Things to do:
A. Translate this sentence from the excerpt on youth running training into Spanish: "Aerobic capacity rises and falls easily."
B. Extend the excerpt on youth running training, starting right after its final sentence.
=== Excerpt provided ===
A few years ago I believed in concentrating more on mileage than speed. My primary reasoning was the development of the energy systems (Aerobic being fully developed by 12 years of age and the anaerobic not being fully developed until 18). However, I've slowly done a 180. The reasons for m change in philosophy:
1 - I've heard Patrick Shane quoted from USATF coaching certification classes saying that he wouldn't let anyone race over 400 meters until they're 16, because the research shows that if kids don't develop good speed by then, they won't ever get it. Now, I don't believe there's really any harm from running races over 400, but I do believe there are there are benefits to be gained. However, I do focus the majority of our workouts more towards racing a 400 or shorter.
2 - The Tim Noakes research quoted above. I don't believe that speed training will necessarily start the clock on our limited running careers
3 - Speed and athleticism takes longer to develop. Aerobic capacity rises and falls easily.
=== Listed entries ===
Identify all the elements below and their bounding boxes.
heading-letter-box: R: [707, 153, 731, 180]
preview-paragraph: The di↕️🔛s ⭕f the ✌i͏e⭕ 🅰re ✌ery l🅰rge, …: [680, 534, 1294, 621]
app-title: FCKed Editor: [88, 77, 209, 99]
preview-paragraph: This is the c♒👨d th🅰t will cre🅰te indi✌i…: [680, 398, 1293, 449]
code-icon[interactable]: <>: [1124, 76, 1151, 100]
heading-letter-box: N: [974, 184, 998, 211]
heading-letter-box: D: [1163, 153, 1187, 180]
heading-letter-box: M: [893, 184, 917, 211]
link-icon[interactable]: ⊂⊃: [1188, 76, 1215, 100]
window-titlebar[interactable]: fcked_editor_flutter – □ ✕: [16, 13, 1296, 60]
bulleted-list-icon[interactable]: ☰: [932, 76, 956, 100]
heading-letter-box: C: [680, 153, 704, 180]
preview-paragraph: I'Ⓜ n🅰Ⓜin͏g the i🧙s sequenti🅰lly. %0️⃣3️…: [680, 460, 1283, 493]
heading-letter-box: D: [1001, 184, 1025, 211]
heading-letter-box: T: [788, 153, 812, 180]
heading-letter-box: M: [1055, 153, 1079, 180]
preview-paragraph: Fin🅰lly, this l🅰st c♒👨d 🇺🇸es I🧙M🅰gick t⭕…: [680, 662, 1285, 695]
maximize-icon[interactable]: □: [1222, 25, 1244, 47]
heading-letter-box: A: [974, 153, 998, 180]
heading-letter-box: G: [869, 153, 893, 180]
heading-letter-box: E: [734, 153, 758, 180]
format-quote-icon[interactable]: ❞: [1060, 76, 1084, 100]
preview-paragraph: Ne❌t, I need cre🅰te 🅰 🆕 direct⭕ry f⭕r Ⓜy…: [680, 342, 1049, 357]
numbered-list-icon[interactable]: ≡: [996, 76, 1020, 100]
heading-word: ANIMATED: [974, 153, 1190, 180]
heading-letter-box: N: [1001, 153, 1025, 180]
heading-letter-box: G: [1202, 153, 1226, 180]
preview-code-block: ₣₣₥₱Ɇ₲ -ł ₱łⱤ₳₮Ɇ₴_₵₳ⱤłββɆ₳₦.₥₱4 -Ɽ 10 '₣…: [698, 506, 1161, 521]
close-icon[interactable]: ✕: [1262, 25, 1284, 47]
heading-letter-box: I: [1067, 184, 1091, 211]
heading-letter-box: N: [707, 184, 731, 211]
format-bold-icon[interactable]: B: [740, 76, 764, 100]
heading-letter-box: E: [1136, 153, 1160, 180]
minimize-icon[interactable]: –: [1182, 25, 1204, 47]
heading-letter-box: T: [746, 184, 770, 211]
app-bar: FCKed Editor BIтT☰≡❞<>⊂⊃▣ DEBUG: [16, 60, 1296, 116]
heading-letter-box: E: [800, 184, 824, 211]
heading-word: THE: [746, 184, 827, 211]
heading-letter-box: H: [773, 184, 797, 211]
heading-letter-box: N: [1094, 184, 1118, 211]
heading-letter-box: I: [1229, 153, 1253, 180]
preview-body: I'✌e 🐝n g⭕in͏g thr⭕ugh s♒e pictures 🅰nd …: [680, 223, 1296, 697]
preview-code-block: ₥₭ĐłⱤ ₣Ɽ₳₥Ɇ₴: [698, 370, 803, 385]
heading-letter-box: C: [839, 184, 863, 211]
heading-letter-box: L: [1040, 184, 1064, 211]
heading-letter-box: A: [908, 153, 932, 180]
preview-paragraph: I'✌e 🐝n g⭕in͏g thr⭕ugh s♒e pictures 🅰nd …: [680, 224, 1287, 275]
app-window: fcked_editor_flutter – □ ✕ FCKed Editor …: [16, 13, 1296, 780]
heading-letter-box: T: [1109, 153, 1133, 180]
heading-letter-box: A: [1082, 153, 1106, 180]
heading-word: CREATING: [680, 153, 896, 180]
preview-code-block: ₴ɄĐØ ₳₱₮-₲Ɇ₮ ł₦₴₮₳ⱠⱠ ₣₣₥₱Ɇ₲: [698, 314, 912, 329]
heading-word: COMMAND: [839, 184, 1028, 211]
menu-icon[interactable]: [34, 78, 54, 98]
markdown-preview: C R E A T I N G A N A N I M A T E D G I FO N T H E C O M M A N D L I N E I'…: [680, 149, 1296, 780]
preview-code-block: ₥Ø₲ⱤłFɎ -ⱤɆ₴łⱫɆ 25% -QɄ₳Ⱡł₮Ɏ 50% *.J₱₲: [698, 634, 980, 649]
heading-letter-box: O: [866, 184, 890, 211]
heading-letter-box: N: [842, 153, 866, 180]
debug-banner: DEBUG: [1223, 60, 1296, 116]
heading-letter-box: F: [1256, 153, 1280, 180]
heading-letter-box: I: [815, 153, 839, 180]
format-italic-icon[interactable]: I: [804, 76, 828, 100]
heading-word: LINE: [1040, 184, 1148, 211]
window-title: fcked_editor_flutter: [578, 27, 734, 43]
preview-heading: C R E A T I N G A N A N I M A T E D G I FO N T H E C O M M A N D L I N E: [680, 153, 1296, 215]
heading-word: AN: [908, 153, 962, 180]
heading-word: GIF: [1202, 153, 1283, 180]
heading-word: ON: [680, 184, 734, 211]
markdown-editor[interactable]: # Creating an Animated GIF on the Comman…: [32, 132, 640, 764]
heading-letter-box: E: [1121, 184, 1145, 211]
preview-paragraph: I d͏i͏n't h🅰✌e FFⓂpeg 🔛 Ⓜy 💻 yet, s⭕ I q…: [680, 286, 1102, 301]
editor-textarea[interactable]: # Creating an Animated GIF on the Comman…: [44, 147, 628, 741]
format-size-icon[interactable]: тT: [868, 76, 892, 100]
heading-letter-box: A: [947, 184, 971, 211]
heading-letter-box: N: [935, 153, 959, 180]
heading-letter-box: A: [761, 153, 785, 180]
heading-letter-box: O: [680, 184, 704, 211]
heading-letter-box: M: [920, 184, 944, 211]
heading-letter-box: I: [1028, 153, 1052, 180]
===
Answers:
A. La capacidad aeróbica sube y baja con facilidad.

B.
One other point to consider is the need to prepare athletes for the next level. I would say and average expectation for collegiate runners would be around 50 miles a week for freshman girls and 70 for freshman boys. I've seen too many runners who do well in HS on 30 miles a week go on to college and drop out the first year because they're expected double their mileage over night. I've heard some of their HS coaches blame the college coaches. I blame the HS coach for not preparing their runners. While I've heard of HS teams right here in Idaho that have their Freshman hitting 50-60 miles a week and getting good results (along with a lot of injuries), I think a more reasonable expectation would be 30. I believe in holding back on mileage for as long as possible, but still doing enough to prepare for the next level. Here's my basic timeline for an above average to above average runner. An elite runner may do a little more, and of course a new and less gifted runners should do less:
Beginners: run 3-4 days a week, take one day off, and x-train the other days working up to 15-18 miles a week with a 45 minute long run by 6th grade
7th Grade: 20 miles a week with a 60 minute Long Run
8th Grade: 25 miles a week with a 70 minute Long Run
Freshman: 30 miles a week with an 80 minute Long Run slowly working towards the Senior load
Senior: 40-45 per week for girls and 50-60 for boys. Long Runs up to 2 hours.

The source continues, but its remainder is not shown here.